» Exercise instructions: Work out how many lines hold the string "from". Give that number and nothing more.

» Given entries:
————
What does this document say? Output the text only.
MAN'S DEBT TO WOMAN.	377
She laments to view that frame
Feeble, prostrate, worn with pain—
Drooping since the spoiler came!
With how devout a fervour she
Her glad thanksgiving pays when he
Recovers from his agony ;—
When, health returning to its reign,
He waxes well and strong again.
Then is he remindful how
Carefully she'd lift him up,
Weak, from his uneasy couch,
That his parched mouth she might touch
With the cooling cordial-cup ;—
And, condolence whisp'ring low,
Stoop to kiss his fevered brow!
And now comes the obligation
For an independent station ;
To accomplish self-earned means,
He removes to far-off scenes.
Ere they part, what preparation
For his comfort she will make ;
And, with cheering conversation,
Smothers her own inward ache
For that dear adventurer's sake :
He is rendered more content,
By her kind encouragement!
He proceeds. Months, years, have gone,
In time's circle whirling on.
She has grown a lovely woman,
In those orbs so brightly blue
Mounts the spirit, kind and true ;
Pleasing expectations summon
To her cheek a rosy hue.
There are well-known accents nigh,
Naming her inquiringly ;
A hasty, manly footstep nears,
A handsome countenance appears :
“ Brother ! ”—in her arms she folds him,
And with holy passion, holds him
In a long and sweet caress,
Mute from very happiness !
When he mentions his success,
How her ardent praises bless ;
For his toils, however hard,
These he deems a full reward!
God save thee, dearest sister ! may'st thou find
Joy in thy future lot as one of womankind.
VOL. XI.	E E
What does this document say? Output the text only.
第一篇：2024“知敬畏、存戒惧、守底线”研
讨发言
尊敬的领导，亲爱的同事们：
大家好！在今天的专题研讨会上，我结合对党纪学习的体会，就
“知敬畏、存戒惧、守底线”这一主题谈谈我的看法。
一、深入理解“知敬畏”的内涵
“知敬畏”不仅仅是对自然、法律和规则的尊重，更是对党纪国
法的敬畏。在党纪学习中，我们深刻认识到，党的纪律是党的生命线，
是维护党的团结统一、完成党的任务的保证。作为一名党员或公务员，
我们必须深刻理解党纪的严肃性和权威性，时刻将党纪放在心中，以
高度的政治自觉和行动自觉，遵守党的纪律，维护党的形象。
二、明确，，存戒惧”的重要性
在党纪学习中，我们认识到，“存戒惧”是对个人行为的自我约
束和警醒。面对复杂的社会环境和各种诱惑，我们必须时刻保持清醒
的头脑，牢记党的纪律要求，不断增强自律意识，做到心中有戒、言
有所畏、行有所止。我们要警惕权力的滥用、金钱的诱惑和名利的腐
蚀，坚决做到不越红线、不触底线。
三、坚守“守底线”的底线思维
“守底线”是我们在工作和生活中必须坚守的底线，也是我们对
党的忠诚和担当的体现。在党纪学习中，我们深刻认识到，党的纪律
————
» Exercise solution: 3